▶ [TASK PROMPT]
How many of the lines below hold the word "caption"? Answer only with the number.

(Stored dataset items)
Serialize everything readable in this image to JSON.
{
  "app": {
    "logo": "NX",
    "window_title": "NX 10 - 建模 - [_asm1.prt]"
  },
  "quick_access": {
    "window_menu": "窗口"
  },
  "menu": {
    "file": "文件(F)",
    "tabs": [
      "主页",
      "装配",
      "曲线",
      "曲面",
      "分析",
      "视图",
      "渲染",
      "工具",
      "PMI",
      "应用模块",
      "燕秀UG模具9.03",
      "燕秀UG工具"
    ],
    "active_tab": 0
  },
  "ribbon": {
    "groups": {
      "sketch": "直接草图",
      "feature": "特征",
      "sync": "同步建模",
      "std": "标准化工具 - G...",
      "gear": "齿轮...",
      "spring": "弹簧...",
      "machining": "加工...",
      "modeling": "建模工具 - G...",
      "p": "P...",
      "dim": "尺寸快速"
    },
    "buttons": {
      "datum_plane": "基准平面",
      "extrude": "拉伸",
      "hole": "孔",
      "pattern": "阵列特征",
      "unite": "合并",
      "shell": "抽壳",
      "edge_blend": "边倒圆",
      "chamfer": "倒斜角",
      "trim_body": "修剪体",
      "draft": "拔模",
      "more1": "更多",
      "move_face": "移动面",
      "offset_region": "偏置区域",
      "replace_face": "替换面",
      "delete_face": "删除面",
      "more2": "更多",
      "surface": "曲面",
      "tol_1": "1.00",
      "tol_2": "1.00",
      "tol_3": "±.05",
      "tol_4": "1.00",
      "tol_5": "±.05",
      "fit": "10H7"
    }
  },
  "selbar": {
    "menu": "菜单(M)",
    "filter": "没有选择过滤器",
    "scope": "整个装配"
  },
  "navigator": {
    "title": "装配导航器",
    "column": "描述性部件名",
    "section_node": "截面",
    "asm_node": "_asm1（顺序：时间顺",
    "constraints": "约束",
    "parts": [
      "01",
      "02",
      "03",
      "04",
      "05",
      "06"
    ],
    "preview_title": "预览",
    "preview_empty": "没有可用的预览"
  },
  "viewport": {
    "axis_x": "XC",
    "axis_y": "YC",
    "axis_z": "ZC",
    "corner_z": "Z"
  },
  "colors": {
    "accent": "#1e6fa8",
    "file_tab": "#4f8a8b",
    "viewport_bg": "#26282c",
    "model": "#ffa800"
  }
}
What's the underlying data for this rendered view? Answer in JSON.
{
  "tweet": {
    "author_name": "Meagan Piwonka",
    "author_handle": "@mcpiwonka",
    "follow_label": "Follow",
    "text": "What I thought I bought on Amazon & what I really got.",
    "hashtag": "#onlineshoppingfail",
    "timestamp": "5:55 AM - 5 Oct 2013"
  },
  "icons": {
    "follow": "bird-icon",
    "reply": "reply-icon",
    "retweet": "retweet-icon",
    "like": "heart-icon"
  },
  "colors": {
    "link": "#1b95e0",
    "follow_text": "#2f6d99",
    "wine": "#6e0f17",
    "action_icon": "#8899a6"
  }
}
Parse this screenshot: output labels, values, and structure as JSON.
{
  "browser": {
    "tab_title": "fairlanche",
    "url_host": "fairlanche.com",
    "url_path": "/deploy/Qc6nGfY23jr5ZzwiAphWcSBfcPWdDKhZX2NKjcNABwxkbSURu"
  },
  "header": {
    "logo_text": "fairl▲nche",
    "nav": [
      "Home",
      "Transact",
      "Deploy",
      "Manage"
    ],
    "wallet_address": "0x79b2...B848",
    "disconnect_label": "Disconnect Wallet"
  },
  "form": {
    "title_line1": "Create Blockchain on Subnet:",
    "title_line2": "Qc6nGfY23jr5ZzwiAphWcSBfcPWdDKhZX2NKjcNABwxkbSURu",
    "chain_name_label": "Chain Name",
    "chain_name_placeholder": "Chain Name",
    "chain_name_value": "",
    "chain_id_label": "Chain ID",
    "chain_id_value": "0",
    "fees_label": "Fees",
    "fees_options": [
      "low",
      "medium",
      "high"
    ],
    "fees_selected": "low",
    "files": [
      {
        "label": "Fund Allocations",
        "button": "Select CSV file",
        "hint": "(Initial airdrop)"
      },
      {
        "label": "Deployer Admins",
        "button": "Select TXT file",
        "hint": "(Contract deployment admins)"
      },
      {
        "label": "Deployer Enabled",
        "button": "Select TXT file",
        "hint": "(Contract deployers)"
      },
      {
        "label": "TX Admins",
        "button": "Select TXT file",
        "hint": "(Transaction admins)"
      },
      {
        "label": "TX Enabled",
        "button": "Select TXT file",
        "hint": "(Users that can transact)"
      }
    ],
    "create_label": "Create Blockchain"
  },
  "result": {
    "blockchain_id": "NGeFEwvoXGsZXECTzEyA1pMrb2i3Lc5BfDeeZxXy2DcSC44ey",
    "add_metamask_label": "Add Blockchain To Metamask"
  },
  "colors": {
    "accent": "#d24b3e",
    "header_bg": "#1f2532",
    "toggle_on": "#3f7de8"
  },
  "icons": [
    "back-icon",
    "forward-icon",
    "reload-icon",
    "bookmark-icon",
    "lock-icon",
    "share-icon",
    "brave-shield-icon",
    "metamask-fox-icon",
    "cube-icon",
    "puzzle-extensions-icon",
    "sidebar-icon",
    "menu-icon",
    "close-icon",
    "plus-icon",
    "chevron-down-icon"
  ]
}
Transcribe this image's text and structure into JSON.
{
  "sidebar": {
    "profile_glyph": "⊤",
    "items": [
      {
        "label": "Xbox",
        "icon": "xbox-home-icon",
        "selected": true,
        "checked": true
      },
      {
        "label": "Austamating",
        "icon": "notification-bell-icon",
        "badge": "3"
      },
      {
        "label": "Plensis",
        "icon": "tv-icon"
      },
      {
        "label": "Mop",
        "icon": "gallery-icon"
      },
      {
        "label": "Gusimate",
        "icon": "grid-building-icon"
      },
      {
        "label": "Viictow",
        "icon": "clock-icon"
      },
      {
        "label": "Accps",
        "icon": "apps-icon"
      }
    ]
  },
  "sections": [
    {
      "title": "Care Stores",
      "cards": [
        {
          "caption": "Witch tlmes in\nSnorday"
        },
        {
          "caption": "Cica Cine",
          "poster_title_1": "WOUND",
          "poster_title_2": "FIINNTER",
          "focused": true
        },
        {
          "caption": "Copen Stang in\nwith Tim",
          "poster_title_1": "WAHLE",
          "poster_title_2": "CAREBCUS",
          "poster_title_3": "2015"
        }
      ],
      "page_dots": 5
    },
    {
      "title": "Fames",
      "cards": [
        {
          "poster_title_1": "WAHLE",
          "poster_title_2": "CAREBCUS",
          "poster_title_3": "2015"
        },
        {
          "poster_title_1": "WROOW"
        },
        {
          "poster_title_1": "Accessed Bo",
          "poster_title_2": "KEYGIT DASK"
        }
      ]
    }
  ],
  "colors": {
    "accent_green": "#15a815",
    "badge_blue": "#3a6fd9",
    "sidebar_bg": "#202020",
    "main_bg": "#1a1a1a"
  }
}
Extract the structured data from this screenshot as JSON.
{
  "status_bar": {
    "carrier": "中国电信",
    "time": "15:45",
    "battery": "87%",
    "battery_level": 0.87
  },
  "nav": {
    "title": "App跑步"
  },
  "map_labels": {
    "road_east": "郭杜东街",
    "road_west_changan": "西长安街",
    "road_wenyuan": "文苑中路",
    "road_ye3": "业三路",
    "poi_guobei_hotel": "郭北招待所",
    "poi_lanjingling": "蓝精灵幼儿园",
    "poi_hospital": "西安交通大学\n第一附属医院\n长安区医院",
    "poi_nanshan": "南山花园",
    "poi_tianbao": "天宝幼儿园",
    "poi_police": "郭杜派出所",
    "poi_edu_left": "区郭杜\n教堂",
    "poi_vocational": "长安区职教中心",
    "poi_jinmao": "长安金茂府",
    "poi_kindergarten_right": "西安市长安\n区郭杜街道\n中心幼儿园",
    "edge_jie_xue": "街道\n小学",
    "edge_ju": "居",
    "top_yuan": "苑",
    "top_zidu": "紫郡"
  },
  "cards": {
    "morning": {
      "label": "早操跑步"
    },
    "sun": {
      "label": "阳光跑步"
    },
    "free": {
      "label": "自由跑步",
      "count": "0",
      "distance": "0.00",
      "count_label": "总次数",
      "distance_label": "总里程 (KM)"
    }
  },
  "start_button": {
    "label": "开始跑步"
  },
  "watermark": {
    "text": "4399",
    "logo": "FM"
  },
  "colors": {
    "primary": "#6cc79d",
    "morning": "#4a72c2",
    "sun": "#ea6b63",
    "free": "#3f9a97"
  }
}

▶ [RESPONSE]
3